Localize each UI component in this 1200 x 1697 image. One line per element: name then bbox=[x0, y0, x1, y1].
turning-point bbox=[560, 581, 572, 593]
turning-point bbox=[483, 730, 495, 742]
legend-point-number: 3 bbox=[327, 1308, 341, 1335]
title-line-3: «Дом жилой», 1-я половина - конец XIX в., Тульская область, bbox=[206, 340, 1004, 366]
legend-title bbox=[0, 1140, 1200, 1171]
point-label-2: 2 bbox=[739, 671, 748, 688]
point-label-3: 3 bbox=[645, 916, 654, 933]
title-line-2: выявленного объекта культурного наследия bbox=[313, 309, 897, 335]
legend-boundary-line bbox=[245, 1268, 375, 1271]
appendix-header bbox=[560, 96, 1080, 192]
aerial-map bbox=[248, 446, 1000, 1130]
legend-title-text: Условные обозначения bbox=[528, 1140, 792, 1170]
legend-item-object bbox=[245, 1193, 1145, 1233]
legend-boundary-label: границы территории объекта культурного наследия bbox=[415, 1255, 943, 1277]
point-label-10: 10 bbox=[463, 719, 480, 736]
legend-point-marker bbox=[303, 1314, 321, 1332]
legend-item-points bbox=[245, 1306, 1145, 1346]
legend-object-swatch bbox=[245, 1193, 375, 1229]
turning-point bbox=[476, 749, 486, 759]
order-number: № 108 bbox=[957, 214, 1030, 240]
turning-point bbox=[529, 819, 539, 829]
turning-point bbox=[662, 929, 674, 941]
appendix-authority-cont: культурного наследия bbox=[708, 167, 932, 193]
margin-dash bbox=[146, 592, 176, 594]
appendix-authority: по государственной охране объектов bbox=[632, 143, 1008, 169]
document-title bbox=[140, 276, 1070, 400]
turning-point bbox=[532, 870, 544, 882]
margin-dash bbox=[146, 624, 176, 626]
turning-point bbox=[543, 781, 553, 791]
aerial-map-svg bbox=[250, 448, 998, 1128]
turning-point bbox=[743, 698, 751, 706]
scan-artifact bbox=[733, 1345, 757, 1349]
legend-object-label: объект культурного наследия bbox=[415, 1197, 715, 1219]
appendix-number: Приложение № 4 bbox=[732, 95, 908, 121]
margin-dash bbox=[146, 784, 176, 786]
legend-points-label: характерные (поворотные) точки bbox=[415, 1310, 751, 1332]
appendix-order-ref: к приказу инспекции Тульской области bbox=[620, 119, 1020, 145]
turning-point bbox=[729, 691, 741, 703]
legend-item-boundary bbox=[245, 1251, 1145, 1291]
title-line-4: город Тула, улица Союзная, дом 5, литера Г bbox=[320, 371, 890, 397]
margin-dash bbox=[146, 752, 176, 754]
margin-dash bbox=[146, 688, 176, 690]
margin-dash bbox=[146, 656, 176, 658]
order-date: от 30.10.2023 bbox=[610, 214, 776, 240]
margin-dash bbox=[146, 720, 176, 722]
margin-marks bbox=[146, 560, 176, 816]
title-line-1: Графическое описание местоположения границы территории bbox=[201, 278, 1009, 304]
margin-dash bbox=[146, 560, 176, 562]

- - -

- _THE TASK_
Format every line of the entries above as a JSON list of strings, one string per line, with blank lines omitted.

- _RESULT FOR THIS TASK_
[
  "Localize each UI component in this 1200 x 1697 image. One line per element: name then bbox=[x0, y0, x1, y1].",
  "turning-point bbox=[560, 581, 572, 593]",
  "turning-point bbox=[483, 730, 495, 742]",
  "legend-point-number: 3 bbox=[327, 1308, 341, 1335]",
  "title-line-3: «Дом жилой», 1-я половина - конец XIX в., Тульская область, bbox=[206, 340, 1004, 366]",
  "legend-title bbox=[0, 1140, 1200, 1171]",
  "point-label-2: 2 bbox=[739, 671, 748, 688]",
  "point-label-3: 3 bbox=[645, 916, 654, 933]",
  "title-line-2: выявленного объекта культурного наследия bbox=[313, 309, 897, 335]",
  "legend-boundary-line bbox=[245, 1268, 375, 1271]",
  "appendix-header bbox=[560, 96, 1080, 192]",
  "aerial-map bbox=[248, 446, 1000, 1130]",
  "legend-title-text: Условные обозначения bbox=[528, 1140, 792, 1170]",
  "legend-item-object bbox=[245, 1193, 1145, 1233]",
  "legend-boundary-label: границы территории объекта культурного наследия bbox=[415, 1255, 943, 1277]",
  "point-label-10: 10 bbox=[463, 719, 480, 736]",
  "legend-point-marker bbox=[303, 1314, 321, 1332]",
  "legend-item-points bbox=[245, 1306, 1145, 1346]",
  "legend-object-swatch bbox=[245, 1193, 375, 1229]",
  "turning-point bbox=[476, 749, 486, 759]",
  "order-number: № 108 bbox=[957, 214, 1030, 240]",
  "turning-point bbox=[529, 819, 539, 829]",
  "turning-point bbox=[662, 929, 674, 941]",
  "appendix-authority-cont: культурного наследия bbox=[708, 167, 932, 193]",
  "margin-dash bbox=[146, 592, 176, 594]",
  "appendix-authority: по государственной охране объектов bbox=[632, 143, 1008, 169]",
  "document-title bbox=[140, 276, 1070, 400]",
  "turning-point bbox=[532, 870, 544, 882]",
  "margin-dash bbox=[146, 624, 176, 626]",
  "turning-point bbox=[543, 781, 553, 791]",
  "aerial-map-svg bbox=[250, 448, 998, 1128]",
  "turning-point bbox=[743, 698, 751, 706]",
  "scan-artifact bbox=[733, 1345, 757, 1349]",
  "legend-object-label: объект культурного наследия bbox=[415, 1197, 715, 1219]",
  "appendix-number: Приложение № 4 bbox=[732, 95, 908, 121]",
  "margin-dash bbox=[146, 784, 176, 786]",
  "legend-points-label: характерные (поворотные) точки bbox=[415, 1310, 751, 1332]",
  "appendix-order-ref: к приказу инспекции Тульской области bbox=[620, 119, 1020, 145]",
  "turning-point bbox=[729, 691, 741, 703]",
  "legend-item-boundary bbox=[245, 1251, 1145, 1291]",
  "title-line-4: город Тула, улица Союзная, дом 5, литера Г bbox=[320, 371, 890, 397]",
  "margin-dash bbox=[146, 752, 176, 754]",
  "margin-dash bbox=[146, 688, 176, 690]",
  "margin-dash bbox=[146, 656, 176, 658]",
  "order-date: от 30.10.2023 bbox=[610, 214, 776, 240]",
  "margin-dash bbox=[146, 720, 176, 722]",
  "margin-marks bbox=[146, 560, 176, 816]",
  "title-line-1: Графическое описание местоположения границы территории bbox=[201, 278, 1009, 304]",
  "margin-dash bbox=[146, 560, 176, 562]"
]